▶ **INPUT FOR THIS TASK**:
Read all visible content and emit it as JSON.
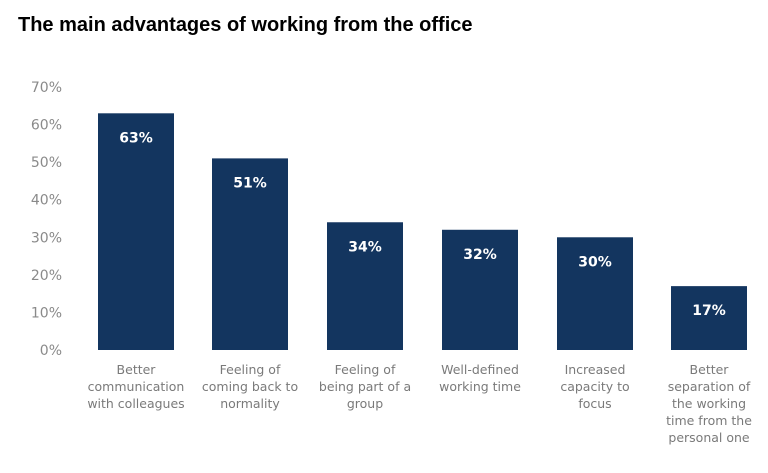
{
  "chart_data": {
    "type": "bar",
    "title": "The main advantages of working from the office",
    "xlabel": "",
    "ylabel": "",
    "ylim": [
      0,
      70
    ],
    "yticks": [
      "0%",
      "10%",
      "20%",
      "30%",
      "40%",
      "50%",
      "60%",
      "70%"
    ],
    "grid": false,
    "bar_color": "#13355f",
    "categories": [
      [
        "Better",
        "communication",
        "with colleagues"
      ],
      [
        "Feeling of",
        "coming back to",
        "normality"
      ],
      [
        "Feeling of",
        "being part of a",
        "group"
      ],
      [
        "Well-defined",
        "working time"
      ],
      [
        "Increased",
        "capacity to",
        "focus"
      ],
      [
        "Better",
        "separation of",
        "the working",
        "time from the",
        "personal one"
      ]
    ],
    "values": [
      63,
      51,
      34,
      32,
      30,
      17
    ],
    "data_labels": [
      "63%",
      "51%",
      "34%",
      "32%",
      "30%",
      "17%"
    ]
  }
}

▶ **YOUR GOAL**:
Word for word, quote the lines above. Omit the pictures.

▶ **RESPONSE TO THE EXERCISE**:
Read all visible content and emit it as JSON.
{
  "chart_data": {
    "type": "bar",
    "title": "The main advantages of working from the office",
    "xlabel": "",
    "ylabel": "",
    "ylim": [
      0,
      70
    ],
    "yticks": [
      "0%",
      "10%",
      "20%",
      "30%",
      "40%",
      "50%",
      "60%",
      "70%"
    ],
    "grid": false,
    "bar_color": "#13355f",
    "categories": [
      [
        "Better",
        "communication",
        "with colleagues"
      ],
      [
        "Feeling of",
        "coming back to",
        "normality"
      ],
      [
        "Feeling of",
        "being part of a",
        "group"
      ],
      [
        "Well-defined",
        "working time"
      ],
      [
        "Increased",
        "capacity to",
        "focus"
      ],
      [
        "Better",
        "separation of",
        "the working",
        "time from the",
        "personal one"
      ]
    ],
    "values": [
      63,
      51,
      34,
      32,
      30,
      17
    ],
    "data_labels": [
      "63%",
      "51%",
      "34%",
      "32%",
      "30%",
      "17%"
    ]
  }
}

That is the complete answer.